Available data:

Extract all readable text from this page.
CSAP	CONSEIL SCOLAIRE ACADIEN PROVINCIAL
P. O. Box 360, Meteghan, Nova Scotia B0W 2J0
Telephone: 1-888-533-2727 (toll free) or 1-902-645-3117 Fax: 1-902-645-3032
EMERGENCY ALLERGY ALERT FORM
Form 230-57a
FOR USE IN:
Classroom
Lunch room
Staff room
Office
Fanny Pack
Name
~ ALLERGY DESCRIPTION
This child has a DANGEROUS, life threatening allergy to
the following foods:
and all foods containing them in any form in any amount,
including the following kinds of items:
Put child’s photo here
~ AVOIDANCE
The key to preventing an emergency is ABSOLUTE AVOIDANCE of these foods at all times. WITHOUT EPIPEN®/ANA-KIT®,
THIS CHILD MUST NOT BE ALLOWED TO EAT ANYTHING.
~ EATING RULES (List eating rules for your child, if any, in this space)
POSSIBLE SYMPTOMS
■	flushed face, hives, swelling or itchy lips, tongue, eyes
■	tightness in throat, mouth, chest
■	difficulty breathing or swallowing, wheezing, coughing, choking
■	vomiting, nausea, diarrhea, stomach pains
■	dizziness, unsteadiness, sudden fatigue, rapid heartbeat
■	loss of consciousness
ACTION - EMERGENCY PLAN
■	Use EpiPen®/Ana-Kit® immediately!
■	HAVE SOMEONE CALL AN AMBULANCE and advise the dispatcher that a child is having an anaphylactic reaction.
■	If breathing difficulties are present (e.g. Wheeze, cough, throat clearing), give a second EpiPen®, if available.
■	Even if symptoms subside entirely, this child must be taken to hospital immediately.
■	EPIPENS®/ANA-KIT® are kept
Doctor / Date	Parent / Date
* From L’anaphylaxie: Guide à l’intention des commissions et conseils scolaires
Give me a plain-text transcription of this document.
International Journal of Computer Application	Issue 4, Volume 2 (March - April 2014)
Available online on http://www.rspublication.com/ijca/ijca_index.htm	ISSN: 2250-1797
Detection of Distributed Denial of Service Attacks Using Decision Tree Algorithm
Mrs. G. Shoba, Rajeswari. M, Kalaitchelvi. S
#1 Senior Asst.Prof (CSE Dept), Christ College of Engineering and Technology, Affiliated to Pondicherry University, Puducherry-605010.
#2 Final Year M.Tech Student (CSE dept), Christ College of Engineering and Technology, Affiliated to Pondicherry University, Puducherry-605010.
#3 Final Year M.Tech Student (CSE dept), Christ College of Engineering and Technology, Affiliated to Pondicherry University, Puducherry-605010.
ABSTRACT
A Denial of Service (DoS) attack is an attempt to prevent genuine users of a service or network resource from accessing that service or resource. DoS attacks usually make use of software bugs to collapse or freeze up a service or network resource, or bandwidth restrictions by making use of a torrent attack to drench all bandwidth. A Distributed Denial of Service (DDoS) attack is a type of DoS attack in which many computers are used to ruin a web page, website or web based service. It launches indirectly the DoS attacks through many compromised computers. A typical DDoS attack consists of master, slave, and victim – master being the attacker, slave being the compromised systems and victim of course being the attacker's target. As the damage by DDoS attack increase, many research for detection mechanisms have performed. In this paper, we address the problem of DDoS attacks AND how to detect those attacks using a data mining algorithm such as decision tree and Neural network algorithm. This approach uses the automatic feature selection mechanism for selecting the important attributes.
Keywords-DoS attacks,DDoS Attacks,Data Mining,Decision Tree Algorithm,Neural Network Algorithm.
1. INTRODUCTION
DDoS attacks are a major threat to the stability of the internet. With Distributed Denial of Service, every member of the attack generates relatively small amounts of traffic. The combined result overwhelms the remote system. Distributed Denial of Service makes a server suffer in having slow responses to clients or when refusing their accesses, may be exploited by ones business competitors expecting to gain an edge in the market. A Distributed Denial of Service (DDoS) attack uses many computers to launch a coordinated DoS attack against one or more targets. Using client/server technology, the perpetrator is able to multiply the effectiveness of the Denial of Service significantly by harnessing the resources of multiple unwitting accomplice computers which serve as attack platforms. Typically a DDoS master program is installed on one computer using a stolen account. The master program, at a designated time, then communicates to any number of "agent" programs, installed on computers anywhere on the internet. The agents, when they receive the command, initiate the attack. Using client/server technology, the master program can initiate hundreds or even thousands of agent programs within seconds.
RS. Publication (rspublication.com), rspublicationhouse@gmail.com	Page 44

Task requirements: Extract the complete listing verbatim.

Solution for this task:
Extract all readable text from this page.
CSAP	CONSEIL SCOLAIRE ACADIEN PROVINCIAL
P. O. Box 360, Meteghan, Nova Scotia B0W 2J0
Telephone: 1-888-533-2727 (toll free) or 1-902-645-3117 Fax: 1-902-645-3032
EMERGENCY ALLERGY ALERT FORM
Form 230-57a
FOR USE IN:
Classroom
Lunch room
Staff room
Office
Fanny Pack
Name
~ ALLERGY DESCRIPTION
This child has a DANGEROUS, life threatening allergy to
the following foods:
and all foods containing them in any form in any amount,
including the following kinds of items:
Put child’s photo here
~ AVOIDANCE
The key to preventing an emergency is ABSOLUTE AVOIDANCE of these foods at all times. WITHOUT EPIPEN®/ANA-KIT®,
THIS CHILD MUST NOT BE ALLOWED TO EAT ANYTHING.
~ EATING RULES (List eating rules for your child, if any, in this space)
POSSIBLE SYMPTOMS
■	flushed face, hives, swelling or itchy lips, tongue, eyes
■	tightness in throat, mouth, chest
■	difficulty breathing or swallowing, wheezing, coughing, choking
■	vomiting, nausea, diarrhea, stomach pains
■	dizziness, unsteadiness, sudden fatigue, rapid heartbeat
■	loss of consciousness
ACTION - EMERGENCY PLAN
■	Use EpiPen®/Ana-Kit® immediately!
■	HAVE SOMEONE CALL AN AMBULANCE and advise the dispatcher that a child is having an anaphylactic reaction.
■	If breathing difficulties are present (e.g. Wheeze, cough, throat clearing), give a second EpiPen®, if available.
■	Even if symptoms subside entirely, this child must be taken to hospital immediately.
■	EPIPENS®/ANA-KIT® are kept
Doctor / Date	Parent / Date
* From L’anaphylaxie: Guide à l’intention des commissions et conseils scolaires
Give me a plain-text transcription of this document.
International Journal of Computer Application	Issue 4, Volume 2 (March - April 2014)
Available online on http://www.rspublication.com/ijca/ijca_index.htm	ISSN: 2250-1797
Detection of Distributed Denial of Service Attacks Using Decision Tree Algorithm
Mrs. G. Shoba, Rajeswari. M, Kalaitchelvi. S
#1 Senior Asst.Prof (CSE Dept), Christ College of Engineering and Technology, Affiliated to Pondicherry University, Puducherry-605010.
#2 Final Year M.Tech Student (CSE dept), Christ College of Engineering and Technology, Affiliated to Pondicherry University, Puducherry-605010.
#3 Final Year M.Tech Student (CSE dept), Christ College of Engineering and Technology, Affiliated to Pondicherry University, Puducherry-605010.
ABSTRACT
A Denial of Service (DoS) attack is an attempt to prevent genuine users of a service or network resource from accessing that service or resource. DoS attacks usually make use of software bugs to collapse or freeze up a service or network resource, or bandwidth restrictions by making use of a torrent attack to drench all bandwidth. A Distributed Denial of Service (DDoS) attack is a type of DoS attack in which many computers are used to ruin a web page, website or web based service. It launches indirectly the DoS attacks through many compromised computers. A typical DDoS attack consists of master, slave, and victim – master being the attacker, slave being the compromised systems and victim of course being the attacker's target. As the damage by DDoS attack increase, many research for detection mechanisms have performed. In this paper, we address the problem of DDoS attacks AND how to detect those attacks using a data mining algorithm such as decision tree and Neural network algorithm. This approach uses the automatic feature selection mechanism for selecting the important attributes.
Keywords-DoS attacks,DDoS Attacks,Data Mining,Decision Tree Algorithm,Neural Network Algorithm.
1. INTRODUCTION
DDoS attacks are a major threat to the stability of the internet. With Distributed Denial of Service, every member of the attack generates relatively small amounts of traffic. The combined result overwhelms the remote system. Distributed Denial of Service makes a server suffer in having slow responses to clients or when refusing their accesses, may be exploited by ones business competitors expecting to gain an edge in the market. A Distributed Denial of Service (DDoS) attack uses many computers to launch a coordinated DoS attack against one or more targets. Using client/server technology, the perpetrator is able to multiply the effectiveness of the Denial of Service significantly by harnessing the resources of multiple unwitting accomplice computers which serve as attack platforms. Typically a DDoS master program is installed on one computer using a stolen account. The master program, at a designated time, then communicates to any number of "agent" programs, installed on computers anywhere on the internet. The agents, when they receive the command, initiate the attack. Using client/server technology, the master program can initiate hundreds or even thousands of agent programs within seconds.
RS. Publication (rspublication.com), rspublicationhouse@gmail.com	Page 44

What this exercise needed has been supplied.